* BEGIN *

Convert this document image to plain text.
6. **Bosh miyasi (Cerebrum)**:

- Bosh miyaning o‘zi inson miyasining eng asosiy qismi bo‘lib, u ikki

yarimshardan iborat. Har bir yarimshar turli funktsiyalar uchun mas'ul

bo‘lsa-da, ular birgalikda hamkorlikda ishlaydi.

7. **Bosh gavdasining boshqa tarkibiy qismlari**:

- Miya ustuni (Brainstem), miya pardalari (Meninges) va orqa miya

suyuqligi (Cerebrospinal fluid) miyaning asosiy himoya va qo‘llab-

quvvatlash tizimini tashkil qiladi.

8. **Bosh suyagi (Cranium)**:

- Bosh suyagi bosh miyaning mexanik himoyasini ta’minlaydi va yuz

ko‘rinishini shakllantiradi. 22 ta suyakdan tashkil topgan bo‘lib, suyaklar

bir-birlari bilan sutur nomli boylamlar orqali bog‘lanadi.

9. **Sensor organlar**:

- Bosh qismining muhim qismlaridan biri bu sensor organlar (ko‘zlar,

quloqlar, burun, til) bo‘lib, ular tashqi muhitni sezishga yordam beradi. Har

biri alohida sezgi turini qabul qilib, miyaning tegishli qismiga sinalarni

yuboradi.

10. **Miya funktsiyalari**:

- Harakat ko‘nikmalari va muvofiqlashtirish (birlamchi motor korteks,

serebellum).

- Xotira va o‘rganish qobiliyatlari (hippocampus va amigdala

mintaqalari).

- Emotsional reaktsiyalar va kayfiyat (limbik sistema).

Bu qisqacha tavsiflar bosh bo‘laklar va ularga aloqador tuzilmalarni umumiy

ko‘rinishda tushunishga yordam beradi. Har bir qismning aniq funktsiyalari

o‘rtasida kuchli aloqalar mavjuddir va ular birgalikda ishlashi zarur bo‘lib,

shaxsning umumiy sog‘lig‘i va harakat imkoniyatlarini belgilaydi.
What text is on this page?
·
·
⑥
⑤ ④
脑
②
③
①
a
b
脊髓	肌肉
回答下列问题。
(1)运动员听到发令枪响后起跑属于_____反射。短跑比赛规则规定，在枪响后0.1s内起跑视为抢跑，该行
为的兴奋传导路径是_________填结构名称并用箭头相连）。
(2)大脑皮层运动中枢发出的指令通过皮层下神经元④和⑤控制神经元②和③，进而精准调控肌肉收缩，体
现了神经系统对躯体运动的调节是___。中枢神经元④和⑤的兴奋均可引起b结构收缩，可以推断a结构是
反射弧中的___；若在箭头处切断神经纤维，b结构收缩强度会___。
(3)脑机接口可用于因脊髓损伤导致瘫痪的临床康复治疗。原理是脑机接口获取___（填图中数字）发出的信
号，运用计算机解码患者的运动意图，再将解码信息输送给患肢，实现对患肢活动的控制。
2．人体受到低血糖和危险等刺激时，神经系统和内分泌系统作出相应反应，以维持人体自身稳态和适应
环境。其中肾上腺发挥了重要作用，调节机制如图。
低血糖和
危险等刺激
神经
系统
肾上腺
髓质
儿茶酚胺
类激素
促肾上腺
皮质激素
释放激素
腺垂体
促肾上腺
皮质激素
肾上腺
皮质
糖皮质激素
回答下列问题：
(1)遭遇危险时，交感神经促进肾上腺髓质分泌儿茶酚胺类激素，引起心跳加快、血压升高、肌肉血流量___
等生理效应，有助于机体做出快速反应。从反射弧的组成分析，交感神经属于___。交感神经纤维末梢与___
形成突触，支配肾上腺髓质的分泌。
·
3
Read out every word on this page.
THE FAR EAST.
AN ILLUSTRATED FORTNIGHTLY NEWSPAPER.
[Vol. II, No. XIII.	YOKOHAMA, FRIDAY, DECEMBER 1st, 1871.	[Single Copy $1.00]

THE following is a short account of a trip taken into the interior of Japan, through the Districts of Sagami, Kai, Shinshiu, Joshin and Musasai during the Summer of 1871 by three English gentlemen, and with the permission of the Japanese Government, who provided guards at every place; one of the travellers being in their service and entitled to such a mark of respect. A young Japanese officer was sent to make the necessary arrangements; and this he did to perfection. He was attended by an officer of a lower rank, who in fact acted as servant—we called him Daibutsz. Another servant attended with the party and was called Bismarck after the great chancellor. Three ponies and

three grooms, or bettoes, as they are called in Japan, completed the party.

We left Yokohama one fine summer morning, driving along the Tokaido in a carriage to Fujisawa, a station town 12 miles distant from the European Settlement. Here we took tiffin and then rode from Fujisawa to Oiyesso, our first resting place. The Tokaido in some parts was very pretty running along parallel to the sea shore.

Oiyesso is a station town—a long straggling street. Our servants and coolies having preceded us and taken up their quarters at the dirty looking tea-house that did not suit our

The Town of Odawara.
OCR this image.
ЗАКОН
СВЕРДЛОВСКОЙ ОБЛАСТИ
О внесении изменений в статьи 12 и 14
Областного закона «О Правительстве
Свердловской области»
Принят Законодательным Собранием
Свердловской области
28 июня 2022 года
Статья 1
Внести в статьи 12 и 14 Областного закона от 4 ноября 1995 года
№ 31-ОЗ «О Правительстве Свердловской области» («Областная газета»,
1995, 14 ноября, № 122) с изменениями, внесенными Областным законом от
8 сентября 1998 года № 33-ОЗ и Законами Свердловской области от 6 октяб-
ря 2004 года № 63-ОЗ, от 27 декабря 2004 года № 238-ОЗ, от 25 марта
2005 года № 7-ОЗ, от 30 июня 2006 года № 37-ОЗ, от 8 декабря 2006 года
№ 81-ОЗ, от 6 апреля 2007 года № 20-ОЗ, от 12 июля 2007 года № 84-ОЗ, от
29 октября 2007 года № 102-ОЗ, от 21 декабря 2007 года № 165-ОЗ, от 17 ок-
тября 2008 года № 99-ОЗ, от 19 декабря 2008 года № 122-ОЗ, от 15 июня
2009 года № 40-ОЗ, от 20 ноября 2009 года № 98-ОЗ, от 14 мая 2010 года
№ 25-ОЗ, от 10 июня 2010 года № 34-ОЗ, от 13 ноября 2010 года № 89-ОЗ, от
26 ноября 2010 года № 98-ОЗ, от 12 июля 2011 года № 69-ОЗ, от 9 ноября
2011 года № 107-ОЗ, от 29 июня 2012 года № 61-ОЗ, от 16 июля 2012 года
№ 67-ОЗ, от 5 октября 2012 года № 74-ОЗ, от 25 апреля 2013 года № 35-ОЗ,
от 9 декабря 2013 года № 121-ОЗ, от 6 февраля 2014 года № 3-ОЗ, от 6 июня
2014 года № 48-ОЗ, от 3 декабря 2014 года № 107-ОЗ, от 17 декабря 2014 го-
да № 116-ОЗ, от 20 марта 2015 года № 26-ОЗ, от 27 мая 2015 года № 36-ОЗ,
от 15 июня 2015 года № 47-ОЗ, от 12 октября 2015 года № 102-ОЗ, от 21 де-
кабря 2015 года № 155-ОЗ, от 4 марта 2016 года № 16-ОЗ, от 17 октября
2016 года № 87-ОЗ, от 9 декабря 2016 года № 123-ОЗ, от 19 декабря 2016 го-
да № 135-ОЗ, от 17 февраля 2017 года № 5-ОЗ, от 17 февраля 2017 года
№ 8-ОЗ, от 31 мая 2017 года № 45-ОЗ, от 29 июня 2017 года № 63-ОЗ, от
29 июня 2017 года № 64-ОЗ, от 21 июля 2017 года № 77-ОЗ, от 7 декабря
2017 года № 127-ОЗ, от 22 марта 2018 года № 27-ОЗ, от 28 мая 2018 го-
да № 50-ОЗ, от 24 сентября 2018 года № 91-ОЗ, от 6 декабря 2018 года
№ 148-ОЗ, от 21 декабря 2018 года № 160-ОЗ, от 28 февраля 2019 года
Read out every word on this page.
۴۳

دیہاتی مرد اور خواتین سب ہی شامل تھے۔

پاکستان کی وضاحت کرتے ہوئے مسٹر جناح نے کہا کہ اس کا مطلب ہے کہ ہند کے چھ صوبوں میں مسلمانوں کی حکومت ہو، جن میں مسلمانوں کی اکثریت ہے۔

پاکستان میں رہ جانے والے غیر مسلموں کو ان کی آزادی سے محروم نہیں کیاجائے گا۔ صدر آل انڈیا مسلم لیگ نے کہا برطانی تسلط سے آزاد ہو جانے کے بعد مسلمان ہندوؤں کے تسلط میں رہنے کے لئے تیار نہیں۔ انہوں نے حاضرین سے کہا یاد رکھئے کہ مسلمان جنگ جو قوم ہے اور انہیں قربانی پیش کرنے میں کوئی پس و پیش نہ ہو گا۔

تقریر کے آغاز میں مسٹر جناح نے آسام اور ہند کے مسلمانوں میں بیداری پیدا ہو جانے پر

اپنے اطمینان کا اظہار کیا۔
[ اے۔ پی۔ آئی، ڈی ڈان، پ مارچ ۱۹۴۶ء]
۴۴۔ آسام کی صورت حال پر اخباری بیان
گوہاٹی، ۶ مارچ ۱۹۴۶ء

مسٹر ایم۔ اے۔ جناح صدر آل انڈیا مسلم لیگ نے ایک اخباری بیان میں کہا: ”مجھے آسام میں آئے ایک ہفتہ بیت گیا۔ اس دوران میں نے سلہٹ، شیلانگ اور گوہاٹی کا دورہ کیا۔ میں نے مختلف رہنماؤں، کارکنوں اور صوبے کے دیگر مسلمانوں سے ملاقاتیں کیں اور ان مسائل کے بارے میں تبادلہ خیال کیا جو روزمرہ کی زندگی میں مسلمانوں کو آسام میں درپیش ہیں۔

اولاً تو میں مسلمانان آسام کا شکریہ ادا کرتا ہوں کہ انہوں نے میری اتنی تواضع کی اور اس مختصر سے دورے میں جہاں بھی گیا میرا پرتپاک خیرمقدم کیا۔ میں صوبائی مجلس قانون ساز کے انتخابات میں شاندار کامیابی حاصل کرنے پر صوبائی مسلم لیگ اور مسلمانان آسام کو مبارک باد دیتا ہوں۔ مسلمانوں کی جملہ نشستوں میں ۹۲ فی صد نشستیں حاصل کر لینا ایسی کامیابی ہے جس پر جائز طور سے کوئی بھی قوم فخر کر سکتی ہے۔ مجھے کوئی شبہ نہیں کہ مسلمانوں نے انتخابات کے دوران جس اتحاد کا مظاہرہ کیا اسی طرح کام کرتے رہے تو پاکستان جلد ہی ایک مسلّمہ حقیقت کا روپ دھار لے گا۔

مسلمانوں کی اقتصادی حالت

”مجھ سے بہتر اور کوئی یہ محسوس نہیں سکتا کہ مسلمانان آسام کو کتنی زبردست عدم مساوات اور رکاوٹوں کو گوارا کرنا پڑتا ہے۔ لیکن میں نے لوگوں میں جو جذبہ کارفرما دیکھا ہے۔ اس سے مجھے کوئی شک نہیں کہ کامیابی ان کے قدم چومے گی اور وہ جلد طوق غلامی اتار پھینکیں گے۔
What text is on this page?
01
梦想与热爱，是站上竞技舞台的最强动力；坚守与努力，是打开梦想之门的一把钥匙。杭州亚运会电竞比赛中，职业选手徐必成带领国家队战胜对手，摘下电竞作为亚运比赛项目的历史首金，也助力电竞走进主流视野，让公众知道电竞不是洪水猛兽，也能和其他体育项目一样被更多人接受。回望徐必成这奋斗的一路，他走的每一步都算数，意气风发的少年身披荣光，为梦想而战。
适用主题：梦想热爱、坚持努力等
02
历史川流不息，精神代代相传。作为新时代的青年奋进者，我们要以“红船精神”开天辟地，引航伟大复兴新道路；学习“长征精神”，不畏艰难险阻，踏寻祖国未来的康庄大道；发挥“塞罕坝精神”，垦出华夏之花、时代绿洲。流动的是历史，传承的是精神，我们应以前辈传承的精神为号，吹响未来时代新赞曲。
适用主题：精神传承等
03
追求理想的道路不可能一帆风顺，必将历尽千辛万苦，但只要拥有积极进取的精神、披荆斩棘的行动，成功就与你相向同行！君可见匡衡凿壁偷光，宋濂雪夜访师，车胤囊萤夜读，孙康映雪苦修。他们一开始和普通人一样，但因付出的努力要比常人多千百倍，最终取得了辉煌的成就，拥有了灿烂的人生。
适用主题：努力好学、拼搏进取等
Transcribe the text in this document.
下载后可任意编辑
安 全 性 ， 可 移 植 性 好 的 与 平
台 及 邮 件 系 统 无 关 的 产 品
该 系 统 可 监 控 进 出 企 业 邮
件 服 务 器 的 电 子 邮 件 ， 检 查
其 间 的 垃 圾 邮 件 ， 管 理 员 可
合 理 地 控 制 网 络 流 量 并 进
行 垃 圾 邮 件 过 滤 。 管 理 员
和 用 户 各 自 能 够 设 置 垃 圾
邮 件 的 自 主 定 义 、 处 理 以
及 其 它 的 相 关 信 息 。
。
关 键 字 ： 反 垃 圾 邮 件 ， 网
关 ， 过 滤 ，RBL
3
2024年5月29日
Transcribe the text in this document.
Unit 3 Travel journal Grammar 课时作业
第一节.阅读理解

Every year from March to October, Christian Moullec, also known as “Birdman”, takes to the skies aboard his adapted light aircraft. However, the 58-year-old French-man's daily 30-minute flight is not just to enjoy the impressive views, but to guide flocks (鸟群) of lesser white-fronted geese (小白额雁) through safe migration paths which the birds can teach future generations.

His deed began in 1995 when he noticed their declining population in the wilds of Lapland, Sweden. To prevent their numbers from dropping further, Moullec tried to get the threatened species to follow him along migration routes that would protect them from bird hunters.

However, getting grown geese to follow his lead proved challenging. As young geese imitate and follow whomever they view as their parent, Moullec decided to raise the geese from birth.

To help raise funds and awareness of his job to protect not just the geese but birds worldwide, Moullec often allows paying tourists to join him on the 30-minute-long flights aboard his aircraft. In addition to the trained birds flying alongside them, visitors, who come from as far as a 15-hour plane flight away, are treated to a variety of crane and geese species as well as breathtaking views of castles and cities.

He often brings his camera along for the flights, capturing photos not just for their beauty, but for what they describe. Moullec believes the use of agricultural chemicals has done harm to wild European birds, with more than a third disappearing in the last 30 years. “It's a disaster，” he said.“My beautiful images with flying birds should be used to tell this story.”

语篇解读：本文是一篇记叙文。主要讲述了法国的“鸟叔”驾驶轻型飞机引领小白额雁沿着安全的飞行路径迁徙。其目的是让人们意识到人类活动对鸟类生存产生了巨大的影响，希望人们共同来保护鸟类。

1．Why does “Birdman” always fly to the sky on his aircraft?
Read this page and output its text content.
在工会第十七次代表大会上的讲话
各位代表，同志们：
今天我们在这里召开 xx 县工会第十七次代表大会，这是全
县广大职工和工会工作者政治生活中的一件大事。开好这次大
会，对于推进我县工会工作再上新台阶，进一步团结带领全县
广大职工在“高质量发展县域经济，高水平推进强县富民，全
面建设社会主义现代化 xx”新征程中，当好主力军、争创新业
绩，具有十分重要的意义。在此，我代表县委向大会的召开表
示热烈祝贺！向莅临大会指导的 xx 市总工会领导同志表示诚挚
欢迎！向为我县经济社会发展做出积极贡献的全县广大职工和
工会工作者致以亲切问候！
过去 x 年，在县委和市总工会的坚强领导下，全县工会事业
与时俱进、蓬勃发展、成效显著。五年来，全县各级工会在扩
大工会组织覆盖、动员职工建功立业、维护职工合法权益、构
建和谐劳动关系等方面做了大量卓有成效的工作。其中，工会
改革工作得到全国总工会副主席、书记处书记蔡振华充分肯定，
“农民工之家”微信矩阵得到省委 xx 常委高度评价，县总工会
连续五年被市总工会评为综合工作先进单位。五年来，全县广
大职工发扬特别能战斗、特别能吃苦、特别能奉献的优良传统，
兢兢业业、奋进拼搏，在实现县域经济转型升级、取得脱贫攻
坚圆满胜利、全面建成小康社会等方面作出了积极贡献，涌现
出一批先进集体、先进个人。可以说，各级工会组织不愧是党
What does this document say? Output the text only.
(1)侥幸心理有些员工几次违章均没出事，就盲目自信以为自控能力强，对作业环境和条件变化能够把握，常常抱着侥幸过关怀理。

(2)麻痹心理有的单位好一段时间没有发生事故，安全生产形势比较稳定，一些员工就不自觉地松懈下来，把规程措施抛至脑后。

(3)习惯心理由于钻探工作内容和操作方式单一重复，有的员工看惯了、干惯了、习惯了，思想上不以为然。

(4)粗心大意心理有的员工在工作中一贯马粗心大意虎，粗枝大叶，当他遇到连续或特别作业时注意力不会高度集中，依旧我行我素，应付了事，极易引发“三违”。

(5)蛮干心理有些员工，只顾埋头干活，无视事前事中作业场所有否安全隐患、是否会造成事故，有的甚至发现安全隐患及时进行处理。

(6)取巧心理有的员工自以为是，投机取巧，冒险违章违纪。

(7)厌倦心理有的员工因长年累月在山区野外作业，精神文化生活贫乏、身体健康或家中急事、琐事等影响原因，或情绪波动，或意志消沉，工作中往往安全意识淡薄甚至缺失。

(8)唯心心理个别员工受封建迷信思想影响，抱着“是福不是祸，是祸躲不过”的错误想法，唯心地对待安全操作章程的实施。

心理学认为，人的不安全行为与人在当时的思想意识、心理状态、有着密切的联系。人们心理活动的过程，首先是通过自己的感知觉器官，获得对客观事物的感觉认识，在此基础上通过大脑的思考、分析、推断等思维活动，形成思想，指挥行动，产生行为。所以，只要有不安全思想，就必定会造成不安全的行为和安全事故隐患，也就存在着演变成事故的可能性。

* END *

• WRITTEN INSTRUCTION:
Copy exactly the line containing "What does this" and every line after it, ending with the last line of the records above.

• EXERCISE RESPONSE:
What does this document say? Output the text only.
(1)侥幸心理有些员工几次违章均没出事，就盲目自信以为自控能力强，对作业环境和条件变化能够把握，常常抱着侥幸过关怀理。

(2)麻痹心理有的单位好一段时间没有发生事故，安全生产形势比较稳定，一些员工就不自觉地松懈下来，把规程措施抛至脑后。

(3)习惯心理由于钻探工作内容和操作方式单一重复，有的员工看惯了、干惯了、习惯了，思想上不以为然。

(4)粗心大意心理有的员工在工作中一贯马粗心大意虎，粗枝大叶，当他遇到连续或特别作业时注意力不会高度集中，依旧我行我素，应付了事，极易引发“三违”。

(5)蛮干心理有些员工，只顾埋头干活，无视事前事中作业场所有否安全隐患、是否会造成事故，有的甚至发现安全隐患及时进行处理。

(6)取巧心理有的员工自以为是，投机取巧，冒险违章违纪。

(7)厌倦心理有的员工因长年累月在山区野外作业，精神文化生活贫乏、身体健康或家中急事、琐事等影响原因，或情绪波动，或意志消沉，工作中往往安全意识淡薄甚至缺失。

(8)唯心心理个别员工受封建迷信思想影响，抱着“是福不是祸，是祸躲不过”的错误想法，唯心地对待安全操作章程的实施。

心理学认为，人的不安全行为与人在当时的思想意识、心理状态、有着密切的联系。人们心理活动的过程，首先是通过自己的感知觉器官，获得对客观事物的感觉认识，在此基础上通过大脑的思考、分析、推断等思维活动，形成思想，指挥行动，产生行为。所以，只要有不安全思想，就必定会造成不安全的行为和安全事故隐患，也就存在着演变成事故的可能性。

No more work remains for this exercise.